Wednesday, May 18, 2005
Hurtigruten Day 4 : Trondheim - Rorvik...
[... continued from May 17th... ] Recap of the trip so far :-
Then we were driven up the hill to see the music museum, with a guided tour by a pretty, young, and multilingual lady, who could play all the old instruments too, with appropriate period pieces on several of them. They even had a welsh crwth (a useful Scrabble word, as it contains no vowels ;-) Stupidly, the museum doesn't allow you to take your own photos inside, and I didn't have enough Norwegian Kroner cash on me to buy one of the beautifully illustrated scores. Note to self: next land-trip, remember to take your wallet along too! 4 hours flew by, time to reboard. MS Kong Harald sailed west out of the fjord then resumed our northward coastal journey, passing an island monastery, mountain-bound shoreline plains, and lighthouse ruins. Near Rorvik we squeezed through the narrowest strait of the inside passage (see photo at top of today's blogposting), and while the boat sailed through the bright evening sun towards Bronnoysund, we explored the ship's bars. The ship has its own debit card, charging your credit card when you finally debark. Alcohol is expensive in Scandinavia though, and a beer (0.4 liter) at the ship's bar cost 7 € . Ouch! All drinks are extra, even table-water at mealtimes cost us 150 NOK (= 20 €) for the week, a rip-off. With our various shore-trips and diverse drinkies on board, we spent €300 (each!) over and above our package-deal costs, blowing our planned budget :-( The further north we got, the longer the evenings lasted and the sun in the west illuminated until quite late the hilly shore to the east beautifully.
. . . [to be continued] . . .

Exercise requirements - Translate this sentence from the Hurtigruten blog post above into Spanish: "The ship has its own debit card, charging your credit card when you finally debark."

Supplied data -
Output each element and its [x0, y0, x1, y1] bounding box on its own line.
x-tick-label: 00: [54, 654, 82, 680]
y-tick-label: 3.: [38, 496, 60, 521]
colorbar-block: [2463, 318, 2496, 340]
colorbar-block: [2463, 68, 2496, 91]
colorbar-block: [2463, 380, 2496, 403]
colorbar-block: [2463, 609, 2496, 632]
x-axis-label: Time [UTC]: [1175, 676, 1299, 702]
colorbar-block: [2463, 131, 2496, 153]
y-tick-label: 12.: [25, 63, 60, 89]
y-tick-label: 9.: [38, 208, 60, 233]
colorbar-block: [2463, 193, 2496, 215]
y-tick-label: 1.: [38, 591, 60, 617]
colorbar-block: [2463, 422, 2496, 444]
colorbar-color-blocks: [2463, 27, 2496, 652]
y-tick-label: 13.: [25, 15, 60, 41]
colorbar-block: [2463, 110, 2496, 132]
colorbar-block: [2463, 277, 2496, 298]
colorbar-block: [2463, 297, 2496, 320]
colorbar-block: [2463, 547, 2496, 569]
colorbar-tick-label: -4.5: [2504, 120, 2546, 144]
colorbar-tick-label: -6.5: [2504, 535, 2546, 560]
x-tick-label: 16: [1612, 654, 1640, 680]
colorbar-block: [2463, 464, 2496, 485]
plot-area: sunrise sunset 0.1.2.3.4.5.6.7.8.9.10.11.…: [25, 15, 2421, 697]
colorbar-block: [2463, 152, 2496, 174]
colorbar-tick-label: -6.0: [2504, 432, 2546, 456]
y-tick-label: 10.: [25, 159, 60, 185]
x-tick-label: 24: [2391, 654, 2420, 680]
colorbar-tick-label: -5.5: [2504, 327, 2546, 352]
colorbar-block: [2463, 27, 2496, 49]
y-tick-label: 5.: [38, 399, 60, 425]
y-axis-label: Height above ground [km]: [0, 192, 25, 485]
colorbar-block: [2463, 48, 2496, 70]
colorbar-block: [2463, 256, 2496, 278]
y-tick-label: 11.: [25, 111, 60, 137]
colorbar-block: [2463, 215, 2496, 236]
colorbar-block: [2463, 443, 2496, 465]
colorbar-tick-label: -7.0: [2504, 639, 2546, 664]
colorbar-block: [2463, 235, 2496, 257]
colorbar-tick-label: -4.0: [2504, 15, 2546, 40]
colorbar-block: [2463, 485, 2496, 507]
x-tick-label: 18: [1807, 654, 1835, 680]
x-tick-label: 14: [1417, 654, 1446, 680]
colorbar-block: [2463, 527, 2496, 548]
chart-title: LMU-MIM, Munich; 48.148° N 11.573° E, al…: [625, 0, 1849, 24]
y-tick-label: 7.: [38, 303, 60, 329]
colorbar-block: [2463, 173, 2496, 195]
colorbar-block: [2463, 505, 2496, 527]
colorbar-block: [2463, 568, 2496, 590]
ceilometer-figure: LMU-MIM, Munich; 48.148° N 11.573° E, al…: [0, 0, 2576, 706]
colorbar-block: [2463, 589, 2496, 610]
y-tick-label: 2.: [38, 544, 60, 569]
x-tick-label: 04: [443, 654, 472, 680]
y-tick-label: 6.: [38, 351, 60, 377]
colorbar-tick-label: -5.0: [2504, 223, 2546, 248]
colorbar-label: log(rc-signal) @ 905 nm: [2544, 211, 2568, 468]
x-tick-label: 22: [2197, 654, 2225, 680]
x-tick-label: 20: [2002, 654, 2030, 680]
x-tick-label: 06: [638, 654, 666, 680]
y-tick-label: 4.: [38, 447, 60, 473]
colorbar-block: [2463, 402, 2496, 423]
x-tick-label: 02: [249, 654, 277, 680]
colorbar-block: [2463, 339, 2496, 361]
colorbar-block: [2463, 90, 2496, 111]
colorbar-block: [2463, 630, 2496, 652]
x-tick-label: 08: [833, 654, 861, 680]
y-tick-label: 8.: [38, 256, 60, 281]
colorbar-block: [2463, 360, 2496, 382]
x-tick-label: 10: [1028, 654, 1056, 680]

Answer for the task - El barco tiene su propia tarjeta de débito, que carga tu tarjeta de crédito cuando finalmente desembarcas.